◆ Directive: Look through the material and copy each line holding "JSON".

## START Data excerpts

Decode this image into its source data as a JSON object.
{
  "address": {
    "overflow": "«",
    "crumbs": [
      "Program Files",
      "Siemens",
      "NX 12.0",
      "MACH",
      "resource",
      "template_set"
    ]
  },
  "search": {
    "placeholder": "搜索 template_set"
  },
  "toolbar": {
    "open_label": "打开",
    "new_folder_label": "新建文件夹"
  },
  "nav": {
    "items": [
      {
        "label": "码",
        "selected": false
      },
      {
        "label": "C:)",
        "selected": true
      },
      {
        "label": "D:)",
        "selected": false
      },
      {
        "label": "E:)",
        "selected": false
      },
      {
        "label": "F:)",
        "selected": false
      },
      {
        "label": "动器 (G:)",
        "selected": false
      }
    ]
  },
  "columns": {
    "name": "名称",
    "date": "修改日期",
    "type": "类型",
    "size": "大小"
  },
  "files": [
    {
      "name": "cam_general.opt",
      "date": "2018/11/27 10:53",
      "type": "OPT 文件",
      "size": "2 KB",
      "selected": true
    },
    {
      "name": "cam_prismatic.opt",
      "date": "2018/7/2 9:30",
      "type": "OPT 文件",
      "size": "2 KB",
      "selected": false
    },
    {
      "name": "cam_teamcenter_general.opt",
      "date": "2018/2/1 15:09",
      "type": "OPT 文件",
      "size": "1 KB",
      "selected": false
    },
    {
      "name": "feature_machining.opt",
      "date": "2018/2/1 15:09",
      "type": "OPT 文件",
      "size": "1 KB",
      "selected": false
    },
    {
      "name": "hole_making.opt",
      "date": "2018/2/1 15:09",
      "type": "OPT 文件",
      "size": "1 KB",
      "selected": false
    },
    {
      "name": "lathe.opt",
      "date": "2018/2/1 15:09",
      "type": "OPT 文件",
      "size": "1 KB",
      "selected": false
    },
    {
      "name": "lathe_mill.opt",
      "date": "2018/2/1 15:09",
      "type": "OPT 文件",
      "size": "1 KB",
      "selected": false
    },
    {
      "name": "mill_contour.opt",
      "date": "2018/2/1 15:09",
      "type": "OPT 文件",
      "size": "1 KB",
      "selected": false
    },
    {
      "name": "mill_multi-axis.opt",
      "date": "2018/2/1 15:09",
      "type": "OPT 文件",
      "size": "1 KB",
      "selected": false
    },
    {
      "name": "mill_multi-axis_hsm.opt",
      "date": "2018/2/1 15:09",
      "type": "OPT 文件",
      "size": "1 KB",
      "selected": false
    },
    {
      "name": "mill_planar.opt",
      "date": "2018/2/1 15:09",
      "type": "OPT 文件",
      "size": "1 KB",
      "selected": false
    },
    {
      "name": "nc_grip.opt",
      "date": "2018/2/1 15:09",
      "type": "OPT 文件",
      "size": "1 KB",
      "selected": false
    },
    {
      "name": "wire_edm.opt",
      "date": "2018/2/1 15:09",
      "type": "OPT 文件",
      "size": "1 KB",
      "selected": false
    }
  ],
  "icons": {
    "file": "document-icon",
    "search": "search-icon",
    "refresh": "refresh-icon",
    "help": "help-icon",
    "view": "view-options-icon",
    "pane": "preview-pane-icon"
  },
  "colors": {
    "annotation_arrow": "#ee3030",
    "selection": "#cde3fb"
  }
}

## END Data excerpts
## START Data excerpts

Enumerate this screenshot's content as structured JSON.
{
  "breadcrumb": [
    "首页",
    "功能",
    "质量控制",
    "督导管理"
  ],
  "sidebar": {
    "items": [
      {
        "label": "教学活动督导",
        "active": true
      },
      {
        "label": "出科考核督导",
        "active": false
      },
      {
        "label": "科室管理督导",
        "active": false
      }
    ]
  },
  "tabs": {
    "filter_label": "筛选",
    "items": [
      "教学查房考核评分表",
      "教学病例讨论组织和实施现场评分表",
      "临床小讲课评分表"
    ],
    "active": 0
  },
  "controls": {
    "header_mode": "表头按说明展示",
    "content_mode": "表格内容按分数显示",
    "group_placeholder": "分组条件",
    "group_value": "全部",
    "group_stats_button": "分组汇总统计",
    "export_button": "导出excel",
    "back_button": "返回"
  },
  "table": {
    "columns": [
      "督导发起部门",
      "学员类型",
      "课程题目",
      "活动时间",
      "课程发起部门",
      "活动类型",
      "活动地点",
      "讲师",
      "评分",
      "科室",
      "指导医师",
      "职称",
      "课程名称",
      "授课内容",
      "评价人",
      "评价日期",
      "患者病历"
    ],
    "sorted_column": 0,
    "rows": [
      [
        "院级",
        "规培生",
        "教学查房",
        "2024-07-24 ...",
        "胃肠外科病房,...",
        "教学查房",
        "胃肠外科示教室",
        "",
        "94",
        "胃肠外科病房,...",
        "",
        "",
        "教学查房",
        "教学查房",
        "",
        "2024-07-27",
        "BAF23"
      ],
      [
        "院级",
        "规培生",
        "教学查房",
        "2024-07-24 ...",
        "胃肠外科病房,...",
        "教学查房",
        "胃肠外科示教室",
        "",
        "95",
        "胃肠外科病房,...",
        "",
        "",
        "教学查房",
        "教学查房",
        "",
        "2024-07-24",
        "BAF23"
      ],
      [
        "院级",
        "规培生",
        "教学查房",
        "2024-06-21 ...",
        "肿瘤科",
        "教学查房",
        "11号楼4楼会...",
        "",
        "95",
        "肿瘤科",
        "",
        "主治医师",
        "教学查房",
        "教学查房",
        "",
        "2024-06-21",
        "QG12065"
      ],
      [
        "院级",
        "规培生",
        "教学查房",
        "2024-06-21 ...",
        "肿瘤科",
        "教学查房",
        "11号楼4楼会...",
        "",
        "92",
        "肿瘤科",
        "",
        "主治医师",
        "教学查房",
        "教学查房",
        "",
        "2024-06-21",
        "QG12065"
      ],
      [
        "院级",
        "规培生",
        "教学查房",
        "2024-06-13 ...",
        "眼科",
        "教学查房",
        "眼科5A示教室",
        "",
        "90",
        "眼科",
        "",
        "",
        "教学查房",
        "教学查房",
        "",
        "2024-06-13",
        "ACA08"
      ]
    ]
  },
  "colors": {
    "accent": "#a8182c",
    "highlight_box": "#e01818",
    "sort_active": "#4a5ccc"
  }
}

## END Data excerpts

◆ Result:
Decode this image into its source data as a JSON object.
Enumerate this screenshot's content as structured JSON.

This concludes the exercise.